Set task » Provide an exact transcription of all the records.

## BEGIN Material provided

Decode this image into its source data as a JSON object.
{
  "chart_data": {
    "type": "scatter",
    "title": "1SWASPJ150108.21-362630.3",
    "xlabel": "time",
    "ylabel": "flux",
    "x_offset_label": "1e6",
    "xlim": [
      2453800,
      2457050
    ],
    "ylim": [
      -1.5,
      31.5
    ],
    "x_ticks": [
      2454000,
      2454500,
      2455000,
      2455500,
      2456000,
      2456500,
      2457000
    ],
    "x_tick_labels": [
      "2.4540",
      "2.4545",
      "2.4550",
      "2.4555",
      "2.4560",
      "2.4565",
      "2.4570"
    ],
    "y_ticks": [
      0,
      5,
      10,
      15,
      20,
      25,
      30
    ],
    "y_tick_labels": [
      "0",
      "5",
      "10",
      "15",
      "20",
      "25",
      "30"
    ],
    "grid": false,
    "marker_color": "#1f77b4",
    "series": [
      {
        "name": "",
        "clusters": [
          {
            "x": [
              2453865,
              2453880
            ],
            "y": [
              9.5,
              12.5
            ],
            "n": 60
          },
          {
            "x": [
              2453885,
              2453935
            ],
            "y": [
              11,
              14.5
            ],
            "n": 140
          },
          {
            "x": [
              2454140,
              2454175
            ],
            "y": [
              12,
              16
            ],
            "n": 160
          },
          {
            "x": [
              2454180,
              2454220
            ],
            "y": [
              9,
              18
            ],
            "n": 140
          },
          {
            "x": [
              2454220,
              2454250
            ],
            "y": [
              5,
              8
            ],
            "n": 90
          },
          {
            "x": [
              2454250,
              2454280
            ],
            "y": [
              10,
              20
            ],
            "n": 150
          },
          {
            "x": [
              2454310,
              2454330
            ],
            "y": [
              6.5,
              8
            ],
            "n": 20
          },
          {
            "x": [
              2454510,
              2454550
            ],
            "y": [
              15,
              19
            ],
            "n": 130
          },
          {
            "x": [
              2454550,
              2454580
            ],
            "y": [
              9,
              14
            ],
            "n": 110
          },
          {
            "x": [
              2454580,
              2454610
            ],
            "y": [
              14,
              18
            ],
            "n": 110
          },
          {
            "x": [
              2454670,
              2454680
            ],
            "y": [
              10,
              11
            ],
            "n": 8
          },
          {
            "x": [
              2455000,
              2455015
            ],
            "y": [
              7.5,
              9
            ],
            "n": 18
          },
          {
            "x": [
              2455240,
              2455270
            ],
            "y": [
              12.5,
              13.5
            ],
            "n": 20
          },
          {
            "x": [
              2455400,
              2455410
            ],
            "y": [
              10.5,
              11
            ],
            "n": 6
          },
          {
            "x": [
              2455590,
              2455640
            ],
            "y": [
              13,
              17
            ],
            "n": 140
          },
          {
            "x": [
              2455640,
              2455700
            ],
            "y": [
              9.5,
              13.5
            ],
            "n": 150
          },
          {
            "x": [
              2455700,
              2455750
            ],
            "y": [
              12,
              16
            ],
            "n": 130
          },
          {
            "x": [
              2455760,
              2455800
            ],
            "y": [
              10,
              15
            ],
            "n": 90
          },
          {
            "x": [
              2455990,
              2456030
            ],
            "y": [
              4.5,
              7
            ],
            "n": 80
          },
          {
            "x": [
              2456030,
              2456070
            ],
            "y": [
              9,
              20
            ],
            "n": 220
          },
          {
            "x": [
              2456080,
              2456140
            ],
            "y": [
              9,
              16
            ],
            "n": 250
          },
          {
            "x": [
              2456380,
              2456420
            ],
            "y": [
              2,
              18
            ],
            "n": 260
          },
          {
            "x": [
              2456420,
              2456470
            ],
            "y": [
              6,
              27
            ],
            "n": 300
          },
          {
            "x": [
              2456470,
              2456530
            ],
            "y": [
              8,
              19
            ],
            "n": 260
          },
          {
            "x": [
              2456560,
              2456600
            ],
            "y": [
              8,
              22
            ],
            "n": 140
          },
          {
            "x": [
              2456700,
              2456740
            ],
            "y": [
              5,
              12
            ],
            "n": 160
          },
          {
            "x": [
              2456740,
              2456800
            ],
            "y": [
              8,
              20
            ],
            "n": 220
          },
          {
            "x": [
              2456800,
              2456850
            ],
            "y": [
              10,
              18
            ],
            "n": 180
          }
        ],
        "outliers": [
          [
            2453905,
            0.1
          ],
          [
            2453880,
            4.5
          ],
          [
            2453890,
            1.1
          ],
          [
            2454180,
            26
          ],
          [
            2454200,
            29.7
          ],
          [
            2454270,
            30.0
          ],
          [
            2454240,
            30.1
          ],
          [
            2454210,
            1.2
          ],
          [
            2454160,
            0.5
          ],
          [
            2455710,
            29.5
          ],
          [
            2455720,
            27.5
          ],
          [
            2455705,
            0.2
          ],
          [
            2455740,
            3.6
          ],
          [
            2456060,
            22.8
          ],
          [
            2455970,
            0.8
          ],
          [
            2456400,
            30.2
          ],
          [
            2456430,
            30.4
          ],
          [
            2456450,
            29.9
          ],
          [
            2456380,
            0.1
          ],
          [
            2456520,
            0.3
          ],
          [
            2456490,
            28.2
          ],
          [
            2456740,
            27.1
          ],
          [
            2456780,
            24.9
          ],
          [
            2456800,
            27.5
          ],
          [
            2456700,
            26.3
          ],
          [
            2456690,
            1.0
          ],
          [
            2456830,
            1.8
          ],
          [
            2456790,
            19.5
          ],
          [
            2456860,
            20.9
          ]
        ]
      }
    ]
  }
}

## END Material provided

Complete answer »
Decode this image into its source data as a JSON object.
{
  "chart_data": {
    "type": "scatter",
    "title": "1SWASPJ150108.21-362630.3",
    "xlabel": "time",
    "ylabel": "flux",
    "x_offset_label": "1e6",
    "xlim": [
      2453800,
      2457050
    ],
    "ylim": [
      -1.5,
      31.5
    ],
    "x_ticks": [
      2454000,
      2454500,
      2455000,
      2455500,
      2456000,
      2456500,
      2457000
    ],
    "x_tick_labels": [
      "2.4540",
      "2.4545",
      "2.4550",
      "2.4555",
      "2.4560",
      "2.4565",
      "2.4570"
    ],
    "y_ticks": [
      0,
      5,
      10,
      15,
      20,
      25,
      30
    ],
    "y_tick_labels": [
      "0",
      "5",
      "10",
      "15",
      "20",
      "25",
      "30"
    ],
    "grid": false,
    "marker_color": "#1f77b4",
    "series": [
      {
        "name": "",
        "clusters": [
          {
            "x": [
              2453865,
              2453880
            ],
            "y": [
              9.5,
              12.5
            ],
            "n": 60
          },
          {
            "x": [
              2453885,
              2453935
            ],
            "y": [
              11,
              14.5
            ],
            "n": 140
          },
          {
            "x": [
              2454140,
              2454175
            ],
            "y": [
              12,
              16
            ],
            "n": 160
          },
          {
            "x": [
              2454180,
              2454220
            ],
            "y": [
              9,
              18
            ],
            "n": 140
          },
          {
            "x": [
              2454220,
              2454250
            ],
            "y": [
              5,
              8
            ],
            "n": 90
          },
          {
            "x": [
              2454250,
              2454280
            ],
            "y": [
              10,
              20
            ],
            "n": 150
          },
          {
            "x": [
              2454310,
              2454330
            ],
            "y": [
              6.5,
              8
            ],
            "n": 20
          },
          {
            "x": [
              2454510,
              2454550
            ],
            "y": [
              15,
              19
            ],
            "n": 130
          },
          {
            "x": [
              2454550,
              2454580
            ],
            "y": [
              9,
              14
            ],
            "n": 110
          },
          {
            "x": [
              2454580,
              2454610
            ],
            "y": [
              14,
              18
            ],
            "n": 110
          },
          {
            "x": [
              2454670,
              2454680
            ],
            "y": [
              10,
              11
            ],
            "n": 8
          },
          {
            "x": [
              2455000,
              2455015
            ],
            "y": [
              7.5,
              9
            ],
            "n": 18
          },
          {
            "x": [
              2455240,
              2455270
            ],
            "y": [
              12.5,
              13.5
            ],
            "n": 20
          },
          {
            "x": [
              2455400,
              2455410
            ],
            "y": [
              10.5,
              11
            ],
            "n": 6
          },
          {
            "x": [
              2455590,
              2455640
            ],
            "y": [
              13,
              17
            ],
            "n": 140
          },
          {
            "x": [
              2455640,
              2455700
            ],
            "y": [
              9.5,
              13.5
            ],
            "n": 150
          },
          {
            "x": [
              2455700,
              2455750
            ],
            "y": [
              12,
              16
            ],
            "n": 130
          },
          {
            "x": [
              2455760,
              2455800
            ],
            "y": [
              10,
              15
            ],
            "n": 90
          },
          {
            "x": [
              2455990,
              2456030
            ],
            "y": [
              4.5,
              7
            ],
            "n": 80
          },
          {
            "x": [
              2456030,
              2456070
            ],
            "y": [
              9,
              20
            ],
            "n": 220
          },
          {
            "x": [
              2456080,
              2456140
            ],
            "y": [
              9,
              16
            ],
            "n": 250
          },
          {
            "x": [
              2456380,
              2456420
            ],
            "y": [
              2,
              18
            ],
            "n": 260
          },
          {
            "x": [
              2456420,
              2456470
            ],
            "y": [
              6,
              27
            ],
            "n": 300
          },
          {
            "x": [
              2456470,
              2456530
            ],
            "y": [
              8,
              19
            ],
            "n": 260
          },
          {
            "x": [
              2456560,
              2456600
            ],
            "y": [
              8,
              22
            ],
            "n": 140
          },
          {
            "x": [
              2456700,
              2456740
            ],
            "y": [
              5,
              12
            ],
            "n": 160
          },
          {
            "x": [
              2456740,
              2456800
            ],
            "y": [
              8,
              20
            ],
            "n": 220
          },
          {
            "x": [
              2456800,
              2456850
            ],
            "y": [
              10,
              18
            ],
            "n": 180
          }
        ],
        "outliers": [
          [
            2453905,
            0.1
          ],
          [
            2453880,
            4.5
          ],
          [
            2453890,
            1.1
          ],
          [
            2454180,
            26
          ],
          [
            2454200,
            29.7
          ],
          [
            2454270,
            30.0
          ],
          [
            2454240,
            30.1
          ],
          [
            2454210,
            1.2
          ],
          [
            2454160,
            0.5
          ],
          [
            2455710,
            29.5
          ],
          [
            2455720,
            27.5
          ],
          [
            2455705,
            0.2
          ],
          [
            2455740,
            3.6
          ],
          [
            2456060,
            22.8
          ],
          [
            2455970,
            0.8
          ],
          [
            2456400,
            30.2
          ],
          [
            2456430,
            30.4
          ],
          [
            2456450,
            29.9
          ],
          [
            2456380,
            0.1
          ],
          [
            2456520,
            0.3
          ],
          [
            2456490,
            28.2
          ],
          [
            2456740,
            27.1
          ],
          [
            2456780,
            24.9
          ],
          [
            2456800,
            27.5
          ],
          [
            2456700,
            26.3
          ],
          [
            2456690,
            1.0
          ],
          [
            2456830,
            1.8
          ],
          [
            2456790,
            19.5
          ],
          [
            2456860,
            20.9
          ]
        ]
      }
    ]
  }
}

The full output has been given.